PROBLEM DESCRIPTION:
Across the entries below, how many lines contain the word "sempre"? Give the number alone.

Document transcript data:
------------------------------------------------------------

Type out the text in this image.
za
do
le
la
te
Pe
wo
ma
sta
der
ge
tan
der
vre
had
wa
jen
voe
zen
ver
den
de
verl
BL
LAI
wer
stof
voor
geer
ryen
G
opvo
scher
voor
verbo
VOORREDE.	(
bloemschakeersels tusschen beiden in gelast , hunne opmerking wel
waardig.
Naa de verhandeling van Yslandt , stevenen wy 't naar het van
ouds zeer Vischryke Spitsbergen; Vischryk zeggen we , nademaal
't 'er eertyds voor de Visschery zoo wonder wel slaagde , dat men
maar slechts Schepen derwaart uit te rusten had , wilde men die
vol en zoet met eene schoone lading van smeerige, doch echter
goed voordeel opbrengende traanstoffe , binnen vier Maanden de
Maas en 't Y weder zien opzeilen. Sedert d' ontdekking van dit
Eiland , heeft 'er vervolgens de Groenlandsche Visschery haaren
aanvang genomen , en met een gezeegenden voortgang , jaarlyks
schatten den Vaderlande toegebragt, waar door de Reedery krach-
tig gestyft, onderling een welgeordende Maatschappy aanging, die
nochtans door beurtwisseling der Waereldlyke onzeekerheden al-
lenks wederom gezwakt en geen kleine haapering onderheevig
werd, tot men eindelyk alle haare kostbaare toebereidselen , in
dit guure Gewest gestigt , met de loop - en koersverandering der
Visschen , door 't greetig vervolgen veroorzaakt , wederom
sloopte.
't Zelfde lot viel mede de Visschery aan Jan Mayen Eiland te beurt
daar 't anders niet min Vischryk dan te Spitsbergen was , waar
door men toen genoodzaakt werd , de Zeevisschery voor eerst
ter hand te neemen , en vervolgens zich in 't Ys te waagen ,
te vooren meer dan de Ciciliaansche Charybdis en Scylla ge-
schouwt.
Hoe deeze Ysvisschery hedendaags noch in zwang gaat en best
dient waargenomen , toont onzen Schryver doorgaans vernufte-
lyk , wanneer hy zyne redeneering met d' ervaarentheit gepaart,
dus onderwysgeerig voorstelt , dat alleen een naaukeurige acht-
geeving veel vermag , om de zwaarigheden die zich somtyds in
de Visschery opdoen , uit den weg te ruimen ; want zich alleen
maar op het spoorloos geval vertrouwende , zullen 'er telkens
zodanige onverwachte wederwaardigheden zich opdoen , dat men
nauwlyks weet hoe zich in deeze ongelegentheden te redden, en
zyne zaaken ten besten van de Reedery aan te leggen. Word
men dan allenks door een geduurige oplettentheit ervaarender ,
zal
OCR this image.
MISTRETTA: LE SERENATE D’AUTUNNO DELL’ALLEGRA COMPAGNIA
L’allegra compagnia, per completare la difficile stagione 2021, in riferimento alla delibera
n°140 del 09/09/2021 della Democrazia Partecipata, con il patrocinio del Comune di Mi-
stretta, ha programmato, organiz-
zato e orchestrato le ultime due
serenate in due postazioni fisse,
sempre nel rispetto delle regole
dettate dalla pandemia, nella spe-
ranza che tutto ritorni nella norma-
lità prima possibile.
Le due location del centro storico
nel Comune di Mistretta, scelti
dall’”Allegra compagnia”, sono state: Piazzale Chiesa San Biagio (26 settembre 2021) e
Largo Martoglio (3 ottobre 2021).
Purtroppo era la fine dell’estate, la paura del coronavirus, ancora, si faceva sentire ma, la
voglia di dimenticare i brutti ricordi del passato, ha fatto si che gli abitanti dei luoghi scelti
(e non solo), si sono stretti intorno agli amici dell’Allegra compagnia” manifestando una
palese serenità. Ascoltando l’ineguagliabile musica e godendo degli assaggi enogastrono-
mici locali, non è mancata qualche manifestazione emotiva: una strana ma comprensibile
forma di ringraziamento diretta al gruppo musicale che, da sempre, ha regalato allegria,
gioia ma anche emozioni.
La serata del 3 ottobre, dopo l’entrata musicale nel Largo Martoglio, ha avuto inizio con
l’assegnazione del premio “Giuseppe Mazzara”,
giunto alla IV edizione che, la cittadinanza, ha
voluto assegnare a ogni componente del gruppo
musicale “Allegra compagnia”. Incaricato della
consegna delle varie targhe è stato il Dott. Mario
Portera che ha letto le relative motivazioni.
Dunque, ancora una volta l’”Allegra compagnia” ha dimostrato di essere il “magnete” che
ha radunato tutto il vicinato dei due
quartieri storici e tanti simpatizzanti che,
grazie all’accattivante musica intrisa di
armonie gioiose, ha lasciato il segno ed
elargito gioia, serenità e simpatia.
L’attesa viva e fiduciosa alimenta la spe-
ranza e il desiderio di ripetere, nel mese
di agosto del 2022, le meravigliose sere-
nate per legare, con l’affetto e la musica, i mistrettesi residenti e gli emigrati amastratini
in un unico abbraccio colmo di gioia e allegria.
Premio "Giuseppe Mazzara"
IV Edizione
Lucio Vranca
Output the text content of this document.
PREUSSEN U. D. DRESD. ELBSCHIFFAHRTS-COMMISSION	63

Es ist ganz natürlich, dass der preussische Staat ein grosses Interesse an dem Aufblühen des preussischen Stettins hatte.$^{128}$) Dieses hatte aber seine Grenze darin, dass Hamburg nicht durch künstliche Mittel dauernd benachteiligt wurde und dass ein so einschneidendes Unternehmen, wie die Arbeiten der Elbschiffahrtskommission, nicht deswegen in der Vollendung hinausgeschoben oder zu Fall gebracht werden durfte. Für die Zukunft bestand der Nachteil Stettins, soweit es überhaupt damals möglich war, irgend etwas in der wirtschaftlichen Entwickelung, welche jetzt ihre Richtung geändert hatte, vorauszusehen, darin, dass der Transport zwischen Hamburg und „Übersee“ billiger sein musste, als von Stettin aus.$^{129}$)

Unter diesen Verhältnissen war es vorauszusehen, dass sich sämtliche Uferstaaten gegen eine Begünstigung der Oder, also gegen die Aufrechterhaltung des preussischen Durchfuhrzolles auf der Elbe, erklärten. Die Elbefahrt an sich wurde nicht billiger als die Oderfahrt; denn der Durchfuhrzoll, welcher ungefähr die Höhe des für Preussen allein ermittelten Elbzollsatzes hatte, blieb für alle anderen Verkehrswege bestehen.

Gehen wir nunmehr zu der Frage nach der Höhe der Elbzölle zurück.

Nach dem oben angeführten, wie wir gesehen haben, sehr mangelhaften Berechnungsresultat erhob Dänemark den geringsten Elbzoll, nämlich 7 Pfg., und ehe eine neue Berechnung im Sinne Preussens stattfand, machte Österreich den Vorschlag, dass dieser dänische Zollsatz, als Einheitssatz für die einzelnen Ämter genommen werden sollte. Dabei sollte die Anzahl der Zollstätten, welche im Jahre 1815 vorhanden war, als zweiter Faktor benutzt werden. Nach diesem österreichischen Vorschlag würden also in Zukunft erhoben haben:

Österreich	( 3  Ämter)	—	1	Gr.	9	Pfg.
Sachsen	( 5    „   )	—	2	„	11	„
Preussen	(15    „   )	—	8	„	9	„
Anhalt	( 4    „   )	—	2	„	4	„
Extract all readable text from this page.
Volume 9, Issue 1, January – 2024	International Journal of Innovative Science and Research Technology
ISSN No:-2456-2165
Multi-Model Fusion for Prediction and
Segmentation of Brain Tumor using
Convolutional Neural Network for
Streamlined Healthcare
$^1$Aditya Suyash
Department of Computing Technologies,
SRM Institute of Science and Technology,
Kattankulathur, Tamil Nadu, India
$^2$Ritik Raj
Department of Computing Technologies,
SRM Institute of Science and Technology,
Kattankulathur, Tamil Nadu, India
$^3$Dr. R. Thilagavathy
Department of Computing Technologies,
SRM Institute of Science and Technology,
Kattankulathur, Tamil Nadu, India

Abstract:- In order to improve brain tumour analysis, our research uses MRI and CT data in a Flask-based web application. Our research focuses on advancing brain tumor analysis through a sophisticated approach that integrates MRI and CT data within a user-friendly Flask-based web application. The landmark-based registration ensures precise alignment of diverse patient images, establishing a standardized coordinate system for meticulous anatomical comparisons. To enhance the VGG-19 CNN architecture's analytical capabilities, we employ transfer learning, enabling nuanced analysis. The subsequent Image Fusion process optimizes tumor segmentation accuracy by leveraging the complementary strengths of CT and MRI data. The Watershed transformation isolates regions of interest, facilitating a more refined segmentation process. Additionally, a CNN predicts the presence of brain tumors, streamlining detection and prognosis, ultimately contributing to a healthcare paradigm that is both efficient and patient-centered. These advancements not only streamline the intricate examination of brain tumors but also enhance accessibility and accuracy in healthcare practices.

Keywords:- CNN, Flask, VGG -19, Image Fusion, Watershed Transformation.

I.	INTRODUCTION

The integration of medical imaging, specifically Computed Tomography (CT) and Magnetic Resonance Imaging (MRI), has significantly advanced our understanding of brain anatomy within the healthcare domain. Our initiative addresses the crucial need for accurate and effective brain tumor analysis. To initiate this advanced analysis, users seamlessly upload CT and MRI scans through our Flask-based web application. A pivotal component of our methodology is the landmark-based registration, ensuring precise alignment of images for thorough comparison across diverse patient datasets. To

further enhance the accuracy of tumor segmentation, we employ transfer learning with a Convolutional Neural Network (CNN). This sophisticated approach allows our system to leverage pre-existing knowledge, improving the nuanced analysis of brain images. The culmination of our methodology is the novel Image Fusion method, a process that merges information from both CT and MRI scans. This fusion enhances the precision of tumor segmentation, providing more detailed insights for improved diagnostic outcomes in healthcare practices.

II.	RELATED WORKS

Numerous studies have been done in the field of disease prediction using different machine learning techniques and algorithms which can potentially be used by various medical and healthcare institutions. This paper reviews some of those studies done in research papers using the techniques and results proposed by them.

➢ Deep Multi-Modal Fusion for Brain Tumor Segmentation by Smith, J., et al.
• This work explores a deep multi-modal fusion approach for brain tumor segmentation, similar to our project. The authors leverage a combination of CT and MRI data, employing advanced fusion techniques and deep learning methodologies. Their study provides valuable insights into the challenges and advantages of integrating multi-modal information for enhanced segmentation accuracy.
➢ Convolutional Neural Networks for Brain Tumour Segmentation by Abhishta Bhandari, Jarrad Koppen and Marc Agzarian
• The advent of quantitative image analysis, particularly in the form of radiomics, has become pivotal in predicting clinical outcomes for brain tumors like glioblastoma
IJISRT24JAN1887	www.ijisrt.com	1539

------------------------------------------------------------

TASK OUTPUT:
2